MATERIAL SHOWN:
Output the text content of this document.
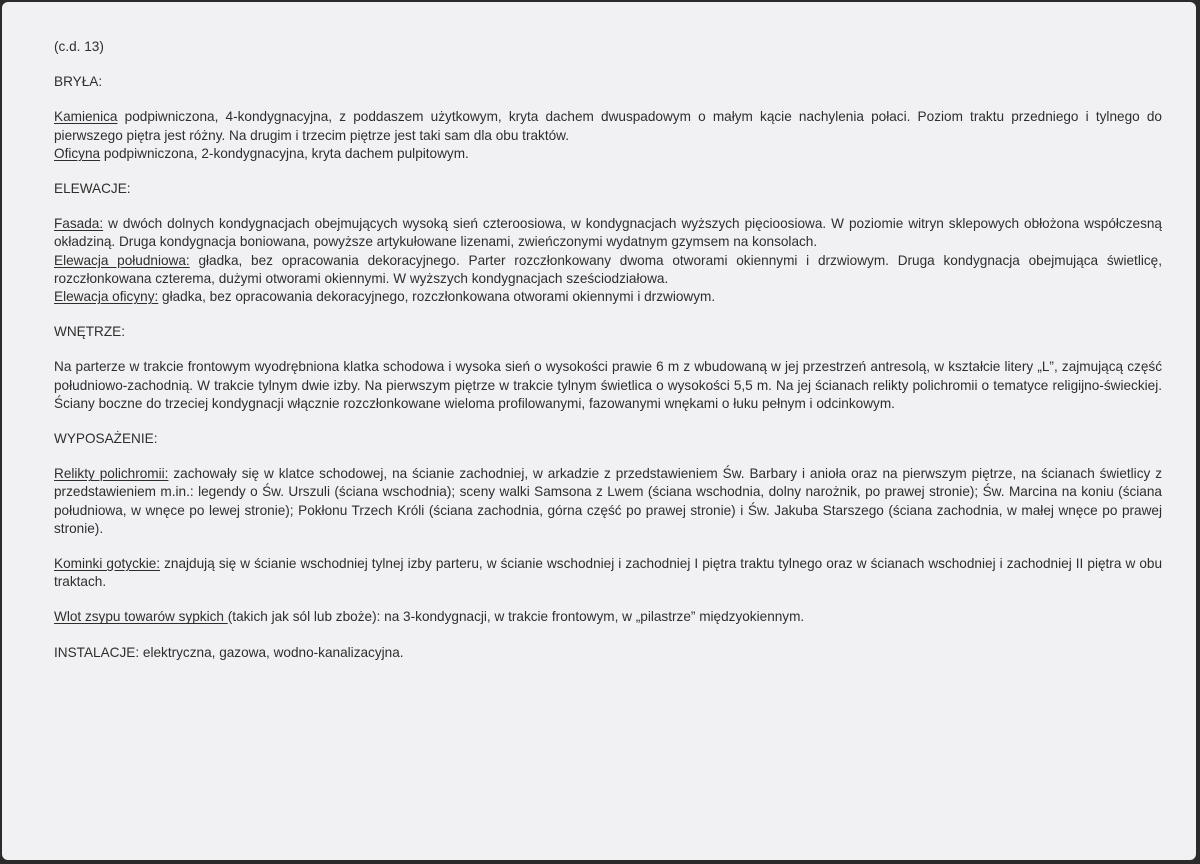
(c.d. 13)

BRYŁA:

Kamienica podpiwniczona, 4-kondygnacyjna, z poddaszem użytkowym, kryta dachem dwuspadowym o małym kącie nachylenia połaci. Poziom traktu przedniego i tylnego do pierwszego piętra jest różny. Na drugim i trzecim piętrze jest taki sam dla obu traktów.

Oficyna podpiwniczona, 2-kondygnacyjna, kryta dachem pulpitowym.

ELEWACJE:

Fasada: w dwóch dolnych kondygnacjach obejmujących wysoką sień czteroosiowa, w kondygnacjach wyższych pięcioosiowa. W poziomie witryn sklepowych obłożona współczesną okładziną. Druga kondygnacja boniowana, powyższe artykułowane lizenami, zwieńczonymi wydatnym gzymsem na konsolach.

Elewacja południowa: gładka, bez opracowania dekoracyjnego. Parter rozczłonkowany dwoma otworami okiennymi i drzwiowym. Druga kondygnacja obejmująca świetlicę, rozczłonkowana czterema, dużymi otworami okiennymi. W wyższych kondygnacjach sześciodziałowa.

Elewacja oficyny: gładka, bez opracowania dekoracyjnego, rozczłonkowana otworami okiennymi i drzwiowym.

WNĘTRZE:

Na parterze w trakcie frontowym wyodrębniona klatka schodowa i wysoka sień o wysokości prawie 6 m z wbudowaną w jej przestrzeń antresolą, w kształcie litery „L”, zajmującą część południowo-zachodnią. W trakcie tylnym dwie izby. Na pierwszym piętrze w trakcie tylnym świetlica o wysokości 5,5 m. Na jej ścianach relikty polichromii o tematyce religijno-świeckiej. Ściany boczne do trzeciej kondygnacji włącznie rozczłonkowane wieloma profilowanymi, fazowanymi wnękami o łuku pełnym i odcinkowym.

WYPOSAŻENIE:

Relikty polichromii: zachowały się w klatce schodowej, na ścianie zachodniej, w arkadzie z przedstawieniem Św. Barbary i anioła oraz na pierwszym piętrze, na ścianach świetlicy z przedstawieniem m.in.: legendy o Św. Urszuli (ściana wschodnia); sceny walki Samsona z Lwem (ściana wschodnia, dolny narożnik, po prawej stronie); Św. Marcina na koniu (ściana południowa, w wnęce po lewej stronie); Pokłonu Trzech Króli (ściana zachodnia, górna część po prawej stronie) i Św. Jakuba Starszego (ściana zachodnia, w małej wnęce po prawej stronie).

Kominki gotyckie: znajdują się w ścianie wschodniej tylnej izby parteru, w ścianie wschodniej i zachodniej I piętra traktu tylnego oraz w ścianach wschodniej i zachodniej II piętra w obu traktach.

Wlot zsypu towarów sypkich (takich jak sól lub zboże): na 3-kondygnacji, w trakcie frontowym, w „pilastrze” międzyokiennym.

INSTALACJE: elektryczna, gazowa, wodno-kanalizacyjna.
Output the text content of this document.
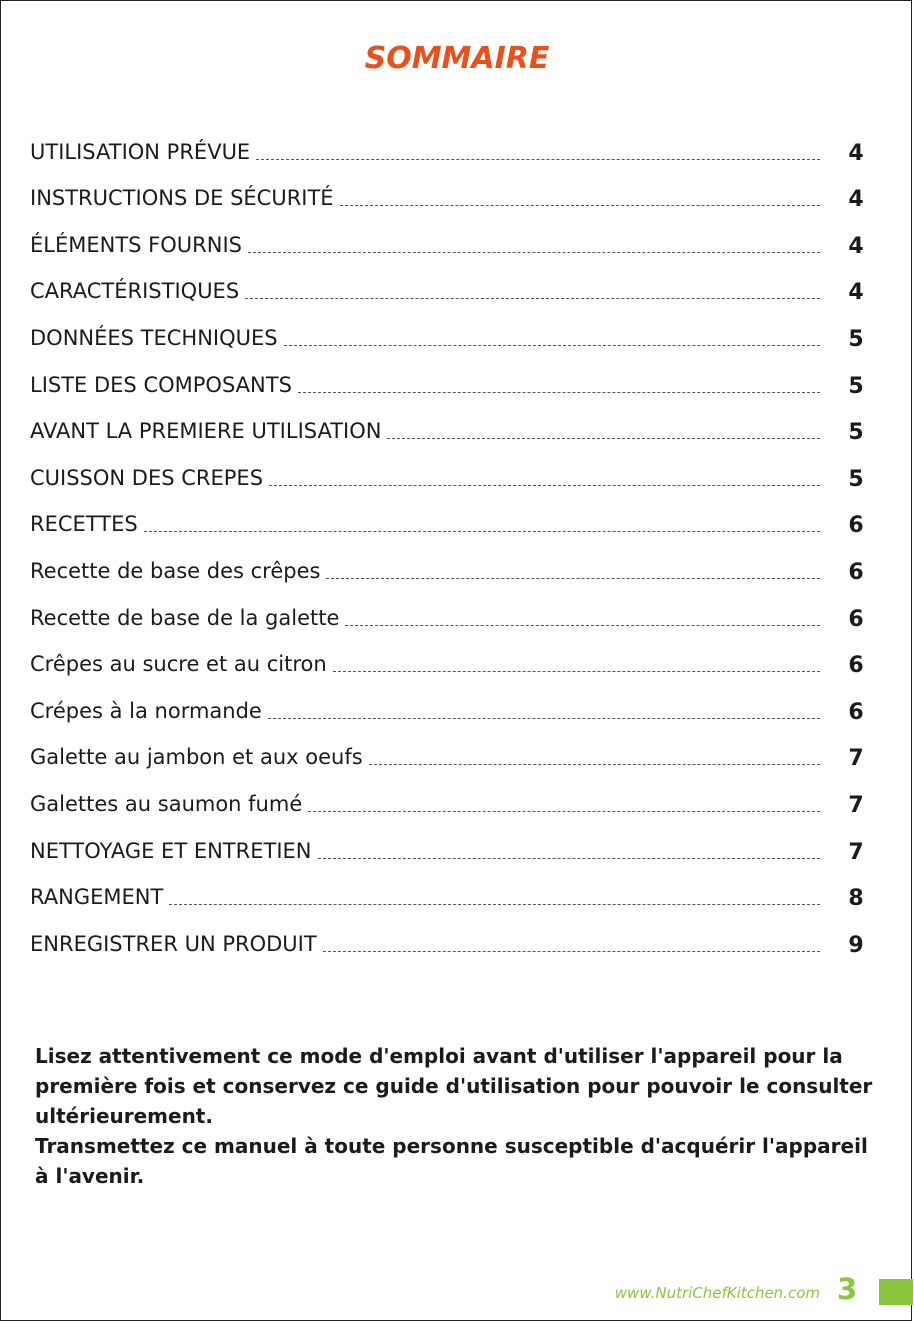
SOMMAIRE
UTILISATION PRÉVUE	4
INSTRUCTIONS DE SÉCURITÉ	4
ÉLÉMENTS FOURNIS	4
CARACTÉRISTIQUES	4
DONNÉES TECHNIQUES	5
LISTE DES COMPOSANTS	5
AVANT LA PREMIERE UTILISATION	5
CUISSON DES CREPES	5
RECETTES	6
Recette de base des crêpes	6
Recette de base de la galette	6
Crêpes au sucre et au citron	6
Crépes à la normande	6
Galette au jambon et aux oeufs	7
Galettes au saumon fumé	7
NETTOYAGE ET ENTRETIEN	7
RANGEMENT	8
ENREGISTRER UN PRODUIT	9

Lisez attentivement ce mode d'emploi avant d'utiliser l'appareil pour la première fois et conservez ce guide d'utilisation pour pouvoir le consulter ultérieurement.

Transmettez ce manuel à toute personne susceptible d'acquérir l'appareil à l'avenir.

www.NutriChefKitchen.com 3
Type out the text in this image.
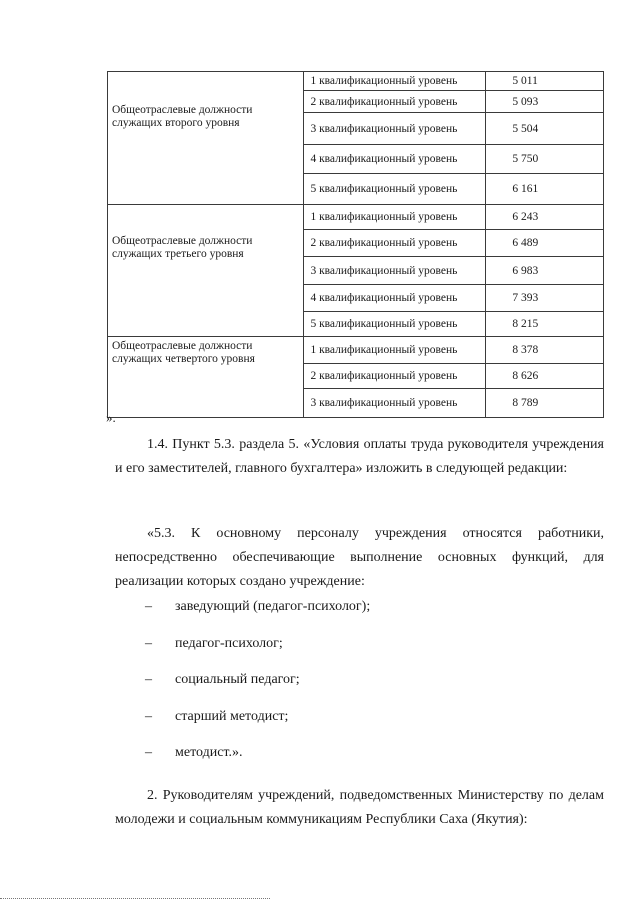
Общеотраслевые должности
служащих второго уровня	1 квалификационный уровень	5 011
	2 квалификационный уровень	5 093
	3 квалификационный уровень	5 504
	4 квалификационный уровень	5 750
	5 квалификационный уровень	6 161

Общеотраслевые должности
служащих третьего уровня	1 квалификационный уровень	6 243
	2 квалификационный уровень	6 489
	3 квалификационный уровень	6 983
	4 квалификационный уровень	7 393
	5 квалификационный уровень	8 215

Общеотраслевые должности
служащих четвертого уровня	1 квалификационный уровень	8 378
	2 квалификационный уровень	8 626
	3 квалификационный уровень	8 789
».
1.4. Пункт 5.3. раздела 5. «Условия оплаты труда руководителя учреждения и его заместителей, главного бухгалтера» изложить в следующей редакции:
«5.3. К основному персоналу учреждения относятся работники, непосредственно обеспечивающие выполнение основных функций, для реализации которых создано учреждение:
– заведующий (педагог-психолог);
– педагог-психолог;
– социальный педагог;
– старший методист;
– методист.».
2. Руководителям учреждений, подведомственных Министерству по делам молодежи и социальным коммуникациям Республики Саха (Якутия):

TASK STATEMENT: Go through the material line by line. Show each line that contains the string "appareil".

EXERCISE SOLUTION:
Lisez attentivement ce mode d'emploi avant d'utiliser l'appareil pour la première fois et conservez ce guide d'utilisation pour pouvoir le consulter ultérieurement.
Transmettez ce manuel à toute personne susceptible d'acquérir l'appareil à l'avenir.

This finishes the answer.